Start of Quoted passage

This morning, Wall Street Journal reporter Erica Phillips had a story describing the same phenomenon, and noting that the long-term erosion of the sales tax base has not been confined to the Golden State:
Californians are increasingly spending a larger share of their incomes on nontaxable items, such as health care, rent and education—which some experts say end up costing the state revenue.
It's an issue playing out throughout the country, with some experts calling for an expansion of sales tax to include services and other items that are currently exempt. In some states, clothing is exempt from sales tax
Joe Henchman, of the Tax Foundation, a nonpartisan think tank in Washington, D.C., said many state and local governments are counting on income taxes to make up for slowing growth in sales-tax revenue—but it isn't practical, he said. "If you don't want the tax system to discourage economic growth, then we shouldn't rely on income taxes any more than we have been," he said.

End of Quoted passage

- **Direction A**
Using the sales tax passage, explain why Joe Henchman thinks states shouldn't lean more heavily on income taxes to cover slowing sales-tax growth.
- **Direction B**
In the sales tax passage, what organization is Joe Henchman with?
- **Direction C**
Carry on the sales tax passage from its final sentence.
The lines after this have nothing to do with the work here.

Start of Supplied data

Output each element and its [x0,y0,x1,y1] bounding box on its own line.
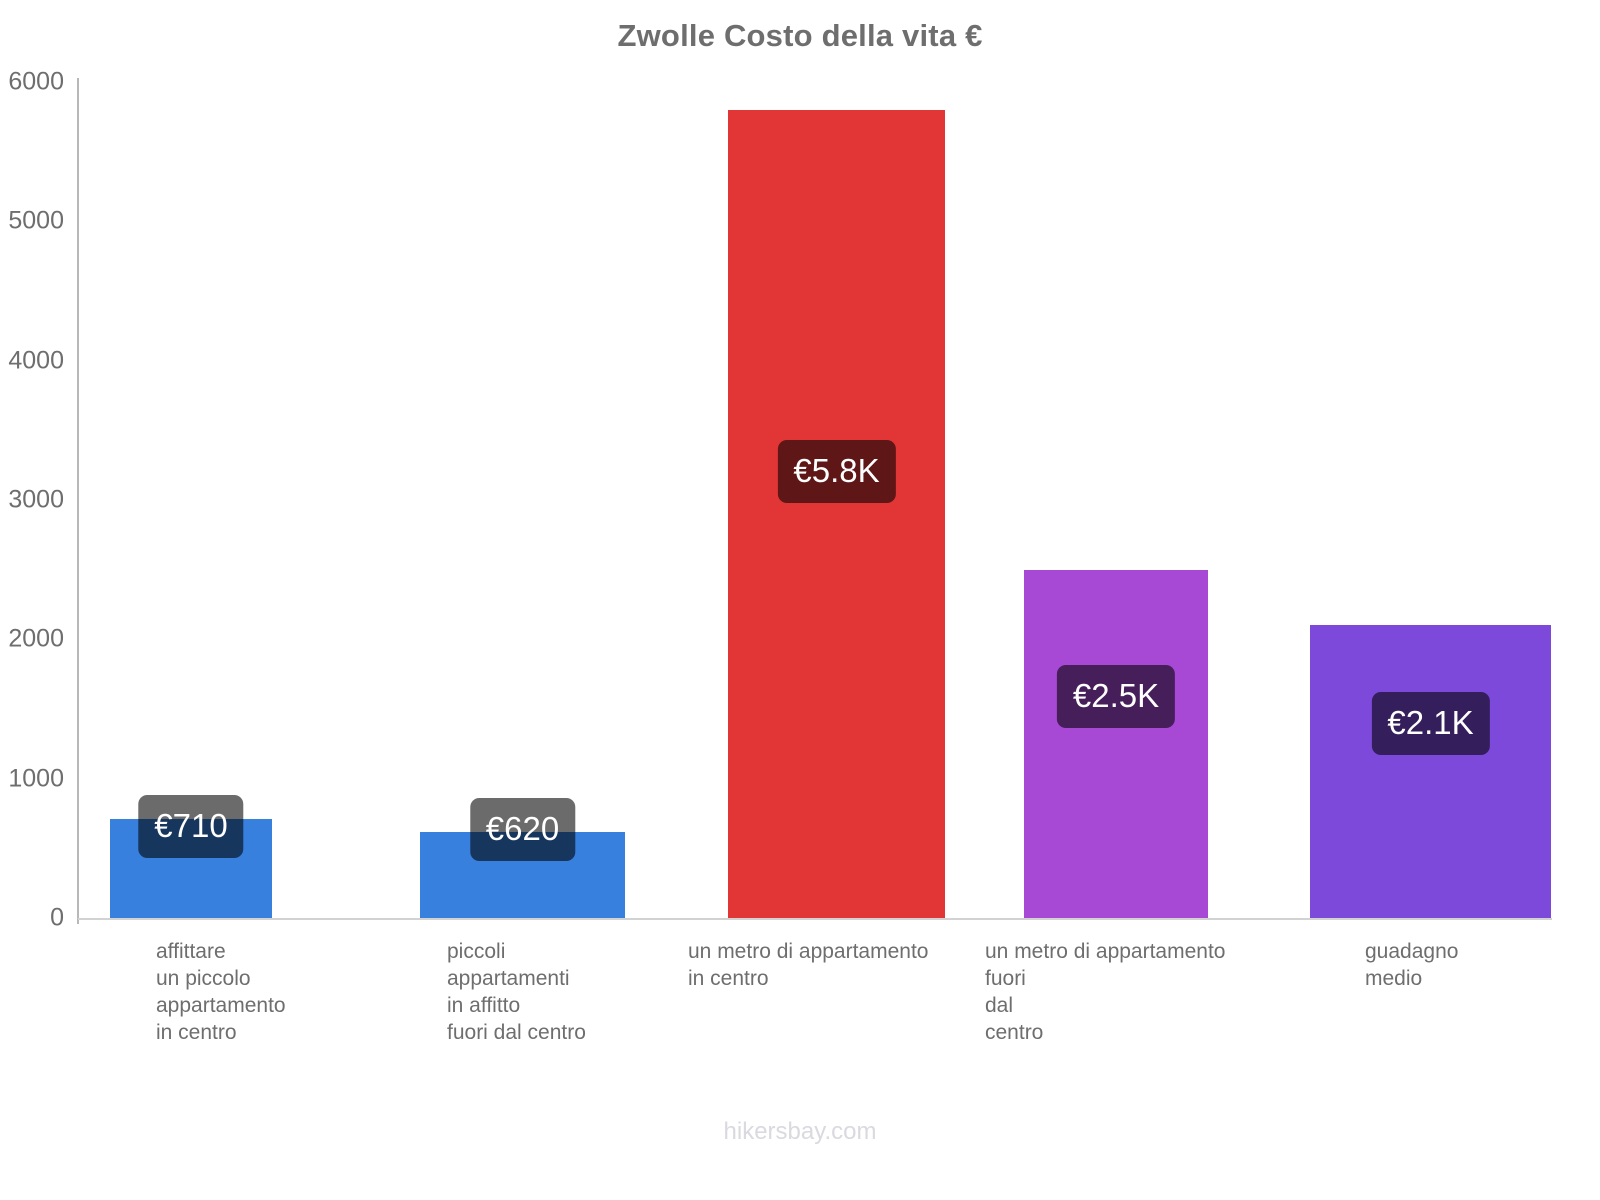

End of Supplied data

- **Written response A**
He says that if the tax system isn't meant to discourage economic growth, states shouldn't rely on income taxes any more than they already do. So he considers using income taxes to make up for slowing sales-tax revenue impractical.

- **Written response B**
The Tax Foundation, a nonpartisan think tank in Washington, D.C.

- **Written response C**
Public radio listeners also got an earful on the issue this morning when Krissy Clark’s story for Marketplace Morning Report hit the airwaves:
Way back in the 1930s, sales taxes got popular as a way to raise emergency revenue for states. And the way sales taxes were designed reflected the economic realities of the times. “They generally only taxed goods,” says Joe Henchman, a public policy analyst at the Tax Foundation in Washington, D.C. “Because in the Great Depression that's what our economy was -- it was a goods based economy.”
Nowadays, however, we spend less on goods, and more on services -- everything from health care to rent to education to going to the nail salon. And yet, in all but three states (New Mexico, Hawaii and South Dakota), services are not taxed under the sales tax.
“That's why states have had to raise the rate over the last 30 or 40 years every so often, in order to keep raising the same amount of revenue,” says Henchman.